[BEGIN Input data]
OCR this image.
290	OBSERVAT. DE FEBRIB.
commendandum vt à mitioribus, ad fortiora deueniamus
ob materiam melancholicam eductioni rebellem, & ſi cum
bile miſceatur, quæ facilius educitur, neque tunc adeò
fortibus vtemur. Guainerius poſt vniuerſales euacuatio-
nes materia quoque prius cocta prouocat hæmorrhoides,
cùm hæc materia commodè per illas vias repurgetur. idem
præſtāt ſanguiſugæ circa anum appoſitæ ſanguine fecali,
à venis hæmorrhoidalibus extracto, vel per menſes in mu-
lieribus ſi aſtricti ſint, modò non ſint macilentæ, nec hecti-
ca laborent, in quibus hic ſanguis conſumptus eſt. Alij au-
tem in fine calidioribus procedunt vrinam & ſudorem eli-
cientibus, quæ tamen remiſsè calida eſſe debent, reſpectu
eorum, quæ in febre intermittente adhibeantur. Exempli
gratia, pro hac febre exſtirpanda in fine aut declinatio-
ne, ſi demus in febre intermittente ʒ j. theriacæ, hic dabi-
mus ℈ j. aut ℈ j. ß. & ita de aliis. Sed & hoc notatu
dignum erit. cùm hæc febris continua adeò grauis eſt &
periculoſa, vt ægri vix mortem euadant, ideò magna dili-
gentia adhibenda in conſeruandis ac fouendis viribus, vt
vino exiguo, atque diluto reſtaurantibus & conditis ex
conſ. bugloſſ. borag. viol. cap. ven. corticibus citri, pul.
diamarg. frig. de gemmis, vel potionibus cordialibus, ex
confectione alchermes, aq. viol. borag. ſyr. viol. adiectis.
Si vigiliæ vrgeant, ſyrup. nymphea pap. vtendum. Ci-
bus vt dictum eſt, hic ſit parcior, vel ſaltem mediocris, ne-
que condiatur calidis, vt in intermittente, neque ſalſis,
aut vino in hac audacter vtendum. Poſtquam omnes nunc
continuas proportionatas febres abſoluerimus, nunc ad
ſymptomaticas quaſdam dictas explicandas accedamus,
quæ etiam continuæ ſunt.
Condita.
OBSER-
[END Input data]
## Your objective
Your task is to print the whole listing again exactly.

## Answer below
OCR this image.
290	OBSERVAT. DE FEBRIB.
commendandum vt à mitioribus, ad fortiora deueniamus
ob materiam melancholicam eductioni rebellem, & ſi cum
bile miſceatur, quæ facilius educitur, neque tunc adeò
fortibus vtemur. Guainerius poſt vniuerſales euacuatio-
nes materia quoque prius cocta prouocat hæmorrhoides,
cùm hæc materia commodè per illas vias repurgetur. idem
præſtāt ſanguiſugæ circa anum appoſitæ ſanguine fecali,
à venis hæmorrhoidalibus extracto, vel per menſes in mu-
lieribus ſi aſtricti ſint, modò non ſint macilentæ, nec hecti-
ca laborent, in quibus hic ſanguis conſumptus eſt. Alij au-
tem in fine calidioribus procedunt vrinam & ſudorem eli-
cientibus, quæ tamen remiſsè calida eſſe debent, reſpectu
eorum, quæ in febre intermittente adhibeantur. Exempli
gratia, pro hac febre exſtirpanda in fine aut declinatio-
ne, ſi demus in febre intermittente ʒ j. theriacæ, hic dabi-
mus ℈ j. aut ℈ j. ß. & ita de aliis. Sed & hoc notatu
dignum erit. cùm hæc febris continua adeò grauis eſt &
periculoſa, vt ægri vix mortem euadant, ideò magna dili-
gentia adhibenda in conſeruandis ac fouendis viribus, vt
vino exiguo, atque diluto reſtaurantibus & conditis ex
conſ. bugloſſ. borag. viol. cap. ven. corticibus citri, pul.
diamarg. frig. de gemmis, vel potionibus cordialibus, ex
confectione alchermes, aq. viol. borag. ſyr. viol. adiectis.
Si vigiliæ vrgeant, ſyrup. nymphea pap. vtendum. Ci-
bus vt dictum eſt, hic ſit parcior, vel ſaltem mediocris, ne-
que condiatur calidis, vt in intermittente, neque ſalſis,
aut vino in hac audacter vtendum. Poſtquam omnes nunc
continuas proportionatas febres abſoluerimus, nunc ad
ſymptomaticas quaſdam dictas explicandas accedamus,
quæ etiam continuæ ſunt.
Condita.
OBSER-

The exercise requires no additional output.